→ **Short exercise**
Your task is to repeat all of the data exactly while excluding the pictures.

→ **Data entries**
>>>>>

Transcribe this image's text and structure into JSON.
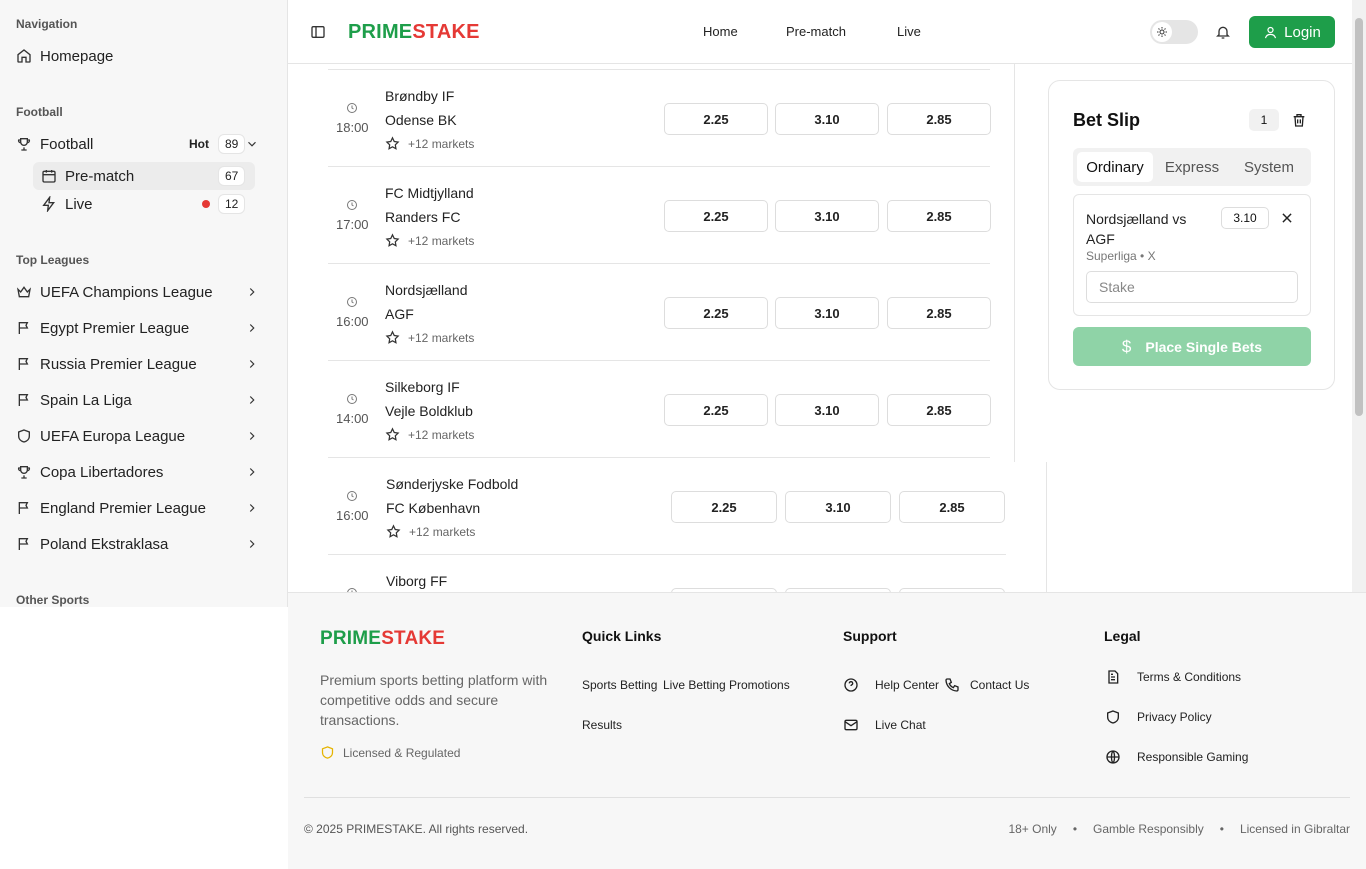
{
  "sidebar": {
    "nav_title": "Navigation",
    "homepage": "Homepage",
    "football_section": "Football",
    "football": {
      "label": "Football",
      "hot": "Hot",
      "count": "89"
    },
    "prematch": {
      "label": "Pre-match",
      "count": "67"
    },
    "live": {
      "label": "Live",
      "count": "12"
    },
    "leagues_title": "Top Leagues",
    "leagues": [
      "UEFA Champions League",
      "Egypt Premier League",
      "Russia Premier League",
      "Spain La Liga",
      "UEFA Europa League",
      "Copa Libertadores",
      "England Premier League",
      "Poland Ekstraklasa"
    ],
    "other_title": "Other Sports"
  },
  "header": {
    "logo_a": "PRIME",
    "logo_b": "STAKE",
    "nav": [
      "Home",
      "Pre-match",
      "Live"
    ],
    "login": "Login"
  },
  "matches": [
    {
      "time": "18:00",
      "home": "Brøndby IF",
      "away": "Odense BK",
      "markets": "+12 markets",
      "odds": [
        "2.25",
        "3.10",
        "2.85"
      ]
    },
    {
      "time": "17:00",
      "home": "FC Midtjylland",
      "away": "Randers FC",
      "markets": "+12 markets",
      "odds": [
        "2.25",
        "3.10",
        "2.85"
      ]
    },
    {
      "time": "16:00",
      "home": "Nordsjælland",
      "away": "AGF",
      "markets": "+12 markets",
      "odds": [
        "2.25",
        "3.10",
        "2.85"
      ]
    },
    {
      "time": "14:00",
      "home": "Silkeborg IF",
      "away": "Vejle Boldklub",
      "markets": "+12 markets",
      "odds": [
        "2.25",
        "3.10",
        "2.85"
      ]
    },
    {
      "time": "16:00",
      "home": "Sønderjyske Fodbold",
      "away": "FC København",
      "markets": "+12 markets",
      "odds": [
        "2.25",
        "3.10",
        "2.85"
      ]
    },
    {
      "time": "",
      "home": "Viborg FF",
      "away": "",
      "markets": "",
      "odds": [
        "",
        "",
        ""
      ]
    }
  ],
  "betslip": {
    "title": "Bet Slip",
    "count": "1",
    "tabs": [
      "Ordinary",
      "Express",
      "System"
    ],
    "selection": {
      "name": "Nordsjælland vs AGF",
      "league": "Superliga • X",
      "odd": "3.10"
    },
    "stake_placeholder": "Stake",
    "place": "Place Single Bets"
  },
  "footer": {
    "logo_a": "PRIME",
    "logo_b": "STAKE",
    "desc": "Premium sports betting platform with competitive odds and secure transactions.",
    "licensed": "Licensed & Regulated",
    "quick_title": "Quick Links",
    "quick": [
      "Sports Betting",
      "Live Betting",
      "Promotions",
      "Results"
    ],
    "support_title": "Support",
    "support": [
      "Help Center",
      "Contact Us",
      "Live Chat"
    ],
    "legal_title": "Legal",
    "legal": [
      "Terms & Conditions",
      "Privacy Policy",
      "Responsible Gaming"
    ],
    "copyright": "© 2025 PRIMESTAKE. All rights reserved.",
    "bottom": [
      "18+ Only",
      "•",
      "Gamble Responsibly",
      "•",
      "Licensed in Gibraltar"
    ]
  }
}
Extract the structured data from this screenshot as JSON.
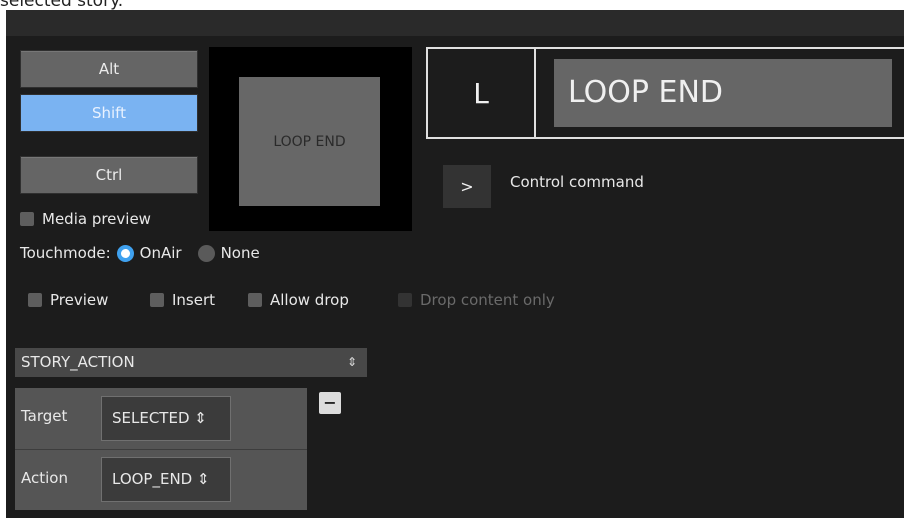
{
  "caption": "selected story.",
  "modifiers": {
    "alt": "Alt",
    "shift": "Shift",
    "ctrl": "Ctrl"
  },
  "media_preview_label": "Media preview",
  "preview_tile_text": "LOOP END",
  "touchmode": {
    "label": "Touchmode:",
    "option_onair": "OnAir",
    "option_none": "None",
    "selected": "OnAir"
  },
  "options": {
    "preview": "Preview",
    "insert": "Insert",
    "allow_drop": "Allow drop",
    "drop_content_only": "Drop content only"
  },
  "shortcut": {
    "key": "L",
    "name": "LOOP END"
  },
  "command": {
    "button": ">",
    "label": "Control command"
  },
  "action_type": {
    "value": "STORY_ACTION",
    "arrows": "⇕"
  },
  "params": [
    {
      "label": "Target",
      "value": "SELECTED ⇕"
    },
    {
      "label": "Action",
      "value": "LOOP_END ⇕"
    }
  ],
  "remove_button": "−",
  "colors": {
    "accent": "#7ab3f2",
    "radio": "#3fa1ef",
    "panel_bg": "#1c1c1c"
  }
}
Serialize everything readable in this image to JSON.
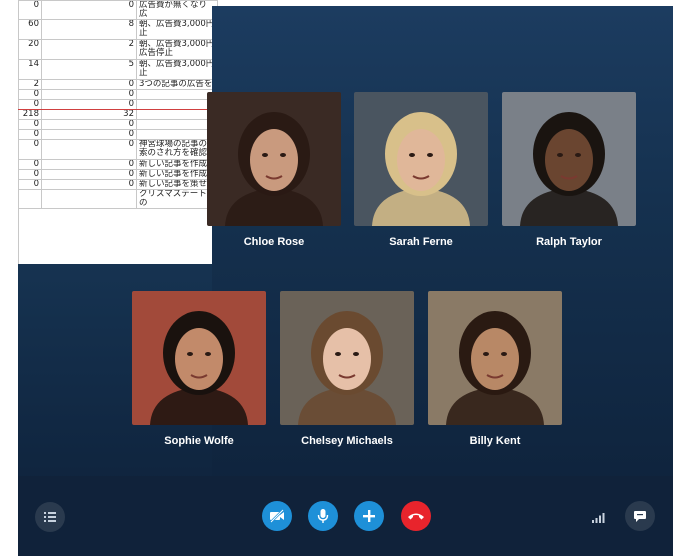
{
  "spreadsheet": {
    "rows": [
      {
        "a": "0",
        "b": "0",
        "c": "広告費が無くなり広"
      },
      {
        "a": "60",
        "b": "8",
        "c": "朝、広告費3,000円\n止"
      },
      {
        "a": "20",
        "b": "2",
        "c": "朝、広告費3,000円\n広告停止"
      },
      {
        "a": "14",
        "b": "5",
        "c": "朝、広告費3,000円\n止"
      },
      {
        "a": "2",
        "b": "0",
        "c": "3つの記事の広告を"
      },
      {
        "a": "0",
        "b": "0",
        "c": ""
      },
      {
        "a": "0",
        "b": "0",
        "c": ""
      },
      {
        "a": "218",
        "b": "32",
        "c": ""
      },
      {
        "a": "0",
        "b": "0",
        "c": ""
      },
      {
        "a": "0",
        "b": "0",
        "c": ""
      },
      {
        "a": "0",
        "b": "0",
        "c": "神宮球場の記事の\n索のされ方を確認"
      },
      {
        "a": "0",
        "b": "0",
        "c": "新しい記事を作成"
      },
      {
        "a": "0",
        "b": "0",
        "c": "新しい記事を作成"
      },
      {
        "a": "0",
        "b": "0",
        "c": "新しい記事を策せ"
      },
      {
        "a": "",
        "b": "",
        "c": "クリスマスデートの"
      }
    ]
  },
  "call": {
    "participants": [
      {
        "name": "Chloe Rose",
        "bg": "#3a2a24",
        "skin": "#c99a7e",
        "hair": "#2a1a14"
      },
      {
        "name": "Sarah Ferne",
        "bg": "#4a5560",
        "skin": "#e0b799",
        "hair": "#d8c08a"
      },
      {
        "name": "Ralph Taylor",
        "bg": "#7a8088",
        "skin": "#6a4530",
        "hair": "#1a1410"
      },
      {
        "name": "Sophie Wolfe",
        "bg": "#a24a3a",
        "skin": "#c28a6a",
        "hair": "#1a120e"
      },
      {
        "name": "Chelsey Michaels",
        "bg": "#6a6258",
        "skin": "#e6c0a8",
        "hair": "#6a4a30"
      },
      {
        "name": "Billy Kent",
        "bg": "#8a7a66",
        "skin": "#b88866",
        "hair": "#2a1a12"
      }
    ],
    "controls": {
      "menu_icon": "list-icon",
      "video_icon": "video-off-icon",
      "mic_icon": "microphone-icon",
      "add_icon": "plus-icon",
      "end_icon": "end-call-icon",
      "signal_icon": "signal-icon",
      "chat_icon": "chat-icon",
      "accent": "#1e90d8",
      "end_color": "#e8242c"
    }
  }
}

<<<<<

→ **Correct response**
Transcribe this image's text and structure into JSON.
{
  "sidebar": {
    "nav_title": "Navigation",
    "homepage": "Homepage",
    "football_section": "Football",
    "football": {
      "label": "Football",
      "hot": "Hot",
      "count": "89"
    },
    "prematch": {
      "label": "Pre-match",
      "count": "67"
    },
    "live": {
      "label": "Live",
      "count": "12"
    },
    "leagues_title": "Top Leagues",
    "leagues": [
      "UEFA Champions League",
      "Egypt Premier League",
      "Russia Premier League",
      "Spain La Liga",
      "UEFA Europa League",
      "Copa Libertadores",
      "England Premier League",
      "Poland Ekstraklasa"
    ],
    "other_title": "Other Sports"
  },
  "header": {
    "logo_a": "PRIME",
    "logo_b": "STAKE",
    "nav": [
      "Home",
      "Pre-match",
      "Live"
    ],
    "login": "Login"
  },
  "matches": [
    {
      "time": "18:00",
      "home": "Brøndby IF",
      "away": "Odense BK",
      "markets": "+12 markets",
      "odds": [
        "2.25",
        "3.10",
        "2.85"
      ]
    },
    {
      "time": "17:00",
      "home": "FC Midtjylland",
      "away": "Randers FC",
      "markets": "+12 markets",
      "odds": [
        "2.25",
        "3.10",
        "2.85"
      ]
    },
    {
      "time": "16:00",
      "home": "Nordsjælland",
      "away": "AGF",
      "markets": "+12 markets",
      "odds": [
        "2.25",
        "3.10",
        "2.85"
      ]
    },
    {
      "time": "14:00",
      "home": "Silkeborg IF",
      "away": "Vejle Boldklub",
      "markets": "+12 markets",
      "odds": [
        "2.25",
        "3.10",
        "2.85"
      ]
    },
    {
      "time": "16:00",
      "home": "Sønderjyske Fodbold",
      "away": "FC København",
      "markets": "+12 markets",
      "odds": [
        "2.25",
        "3.10",
        "2.85"
      ]
    },
    {
      "time": "",
      "home": "Viborg FF",
      "away": "",
      "markets": "",
      "odds": [
        "",
        "",
        ""
      ]
    }
  ],
  "betslip": {
    "title": "Bet Slip",
    "count": "1",
    "tabs": [
      "Ordinary",
      "Express",
      "System"
    ],
    "selection": {
      "name": "Nordsjælland vs AGF",
      "league": "Superliga • X",
      "odd": "3.10"
    },
    "stake_placeholder": "Stake",
    "place": "Place Single Bets"
  },
  "footer": {
    "logo_a": "PRIME",
    "logo_b": "STAKE",
    "desc": "Premium sports betting platform with competitive odds and secure transactions.",
    "licensed": "Licensed & Regulated",
    "quick_title": "Quick Links",
    "quick": [
      "Sports Betting",
      "Live Betting",
      "Promotions",
      "Results"
    ],
    "support_title": "Support",
    "support": [
      "Help Center",
      "Contact Us",
      "Live Chat"
    ],
    "legal_title": "Legal",
    "legal": [
      "Terms & Conditions",
      "Privacy Policy",
      "Responsible Gaming"
    ],
    "copyright": "© 2025 PRIMESTAKE. All rights reserved.",
    "bottom": [
      "18+ Only",
      "•",
      "Gamble Responsibly",
      "•",
      "Licensed in Gibraltar"
    ]
  }
}
Extract the structured data from this screenshot as JSON.
{
  "caption": "selected story.",
  "modifiers": {
    "alt": "Alt",
    "shift": "Shift",
    "ctrl": "Ctrl"
  },
  "media_preview_label": "Media preview",
  "preview_tile_text": "LOOP END",
  "touchmode": {
    "label": "Touchmode:",
    "option_onair": "OnAir",
    "option_none": "None",
    "selected": "OnAir"
  },
  "options": {
    "preview": "Preview",
    "insert": "Insert",
    "allow_drop": "Allow drop",
    "drop_content_only": "Drop content only"
  },
  "shortcut": {
    "key": "L",
    "name": "LOOP END"
  },
  "command": {
    "button": ">",
    "label": "Control command"
  },
  "action_type": {
    "value": "STORY_ACTION",
    "arrows": "⇕"
  },
  "params": [
    {
      "label": "Target",
      "value": "SELECTED ⇕"
    },
    {
      "label": "Action",
      "value": "LOOP_END ⇕"
    }
  ],
  "remove_button": "−",
  "colors": {
    "accent": "#7ab3f2",
    "radio": "#3fa1ef",
    "panel_bg": "#1c1c1c"
  }
}
Serialize everything readable in this image to JSON.
{
  "spreadsheet": {
    "rows": [
      {
        "a": "0",
        "b": "0",
        "c": "広告費が無くなり広"
      },
      {
        "a": "60",
        "b": "8",
        "c": "朝、広告費3,000円\n止"
      },
      {
        "a": "20",
        "b": "2",
        "c": "朝、広告費3,000円\n広告停止"
      },
      {
        "a": "14",
        "b": "5",
        "c": "朝、広告費3,000円\n止"
      },
      {
        "a": "2",
        "b": "0",
        "c": "3つの記事の広告を"
      },
      {
        "a": "0",
        "b": "0",
        "c": ""
      },
      {
        "a": "0",
        "b": "0",
        "c": ""
      },
      {
        "a": "218",
        "b": "32",
        "c": ""
      },
      {
        "a": "0",
        "b": "0",
        "c": ""
      },
      {
        "a": "0",
        "b": "0",
        "c": ""
      },
      {
        "a": "0",
        "b": "0",
        "c": "神宮球場の記事の\n索のされ方を確認"
      },
      {
        "a": "0",
        "b": "0",
        "c": "新しい記事を作成"
      },
      {
        "a": "0",
        "b": "0",
        "c": "新しい記事を作成"
      },
      {
        "a": "0",
        "b": "0",
        "c": "新しい記事を策せ"
      },
      {
        "a": "",
        "b": "",
        "c": "クリスマスデートの"
      }
    ]
  },
  "call": {
    "participants": [
      {
        "name": "Chloe Rose",
        "bg": "#3a2a24",
        "skin": "#c99a7e",
        "hair": "#2a1a14"
      },
      {
        "name": "Sarah Ferne",
        "bg": "#4a5560",
        "skin": "#e0b799",
        "hair": "#d8c08a"
      },
      {
        "name": "Ralph Taylor",
        "bg": "#7a8088",
        "skin": "#6a4530",
        "hair": "#1a1410"
      },
      {
        "name": "Sophie Wolfe",
        "bg": "#a24a3a",
        "skin": "#c28a6a",
        "hair": "#1a120e"
      },
      {
        "name": "Chelsey Michaels",
        "bg": "#6a6258",
        "skin": "#e6c0a8",
        "hair": "#6a4a30"
      },
      {
        "name": "Billy Kent",
        "bg": "#8a7a66",
        "skin": "#b88866",
        "hair": "#2a1a12"
      }
    ],
    "controls": {
      "menu_icon": "list-icon",
      "video_icon": "video-off-icon",
      "mic_icon": "microphone-icon",
      "add_icon": "plus-icon",
      "end_icon": "end-call-icon",
      "signal_icon": "signal-icon",
      "chat_icon": "chat-icon",
      "accent": "#1e90d8",
      "end_color": "#e8242c"
    }
  }
}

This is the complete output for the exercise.